WRITTEN INSTRUCTION:
Extract and list every line that contains the word "title".

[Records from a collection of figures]
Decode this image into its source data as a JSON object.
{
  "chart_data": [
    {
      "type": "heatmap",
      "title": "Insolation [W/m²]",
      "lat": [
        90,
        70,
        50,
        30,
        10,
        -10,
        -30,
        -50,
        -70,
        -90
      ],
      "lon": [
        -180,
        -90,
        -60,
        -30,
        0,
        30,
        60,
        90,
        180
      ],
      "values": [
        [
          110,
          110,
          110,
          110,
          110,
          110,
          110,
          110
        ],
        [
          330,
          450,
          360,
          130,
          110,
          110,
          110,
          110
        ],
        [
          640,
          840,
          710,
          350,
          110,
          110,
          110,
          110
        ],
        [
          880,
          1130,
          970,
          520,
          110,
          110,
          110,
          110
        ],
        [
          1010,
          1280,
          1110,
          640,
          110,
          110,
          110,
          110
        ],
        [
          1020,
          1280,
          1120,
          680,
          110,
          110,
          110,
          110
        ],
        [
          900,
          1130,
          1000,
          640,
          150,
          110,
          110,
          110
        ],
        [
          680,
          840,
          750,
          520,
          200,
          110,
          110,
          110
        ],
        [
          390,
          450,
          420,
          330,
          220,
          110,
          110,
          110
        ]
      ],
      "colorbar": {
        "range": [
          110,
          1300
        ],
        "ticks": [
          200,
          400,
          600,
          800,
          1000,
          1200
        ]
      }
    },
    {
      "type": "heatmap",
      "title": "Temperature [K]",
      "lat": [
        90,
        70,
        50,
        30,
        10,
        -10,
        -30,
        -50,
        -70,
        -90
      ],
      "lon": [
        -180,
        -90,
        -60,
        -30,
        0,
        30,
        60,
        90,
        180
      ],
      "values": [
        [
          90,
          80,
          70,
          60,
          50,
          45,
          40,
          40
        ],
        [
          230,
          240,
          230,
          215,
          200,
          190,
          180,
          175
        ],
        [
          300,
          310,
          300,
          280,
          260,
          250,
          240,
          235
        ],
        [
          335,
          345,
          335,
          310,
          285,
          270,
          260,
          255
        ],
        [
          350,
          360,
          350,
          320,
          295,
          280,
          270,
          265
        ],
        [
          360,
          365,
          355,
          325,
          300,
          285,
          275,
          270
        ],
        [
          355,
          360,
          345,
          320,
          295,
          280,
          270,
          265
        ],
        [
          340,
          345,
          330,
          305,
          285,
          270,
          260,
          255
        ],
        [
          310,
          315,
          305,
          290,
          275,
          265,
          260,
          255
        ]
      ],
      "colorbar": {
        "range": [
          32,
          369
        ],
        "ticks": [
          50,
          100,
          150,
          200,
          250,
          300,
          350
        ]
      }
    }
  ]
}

FULL SOLUTION:
      "title": "Insolation [W/m²]",
      "title": "Temperature [K]",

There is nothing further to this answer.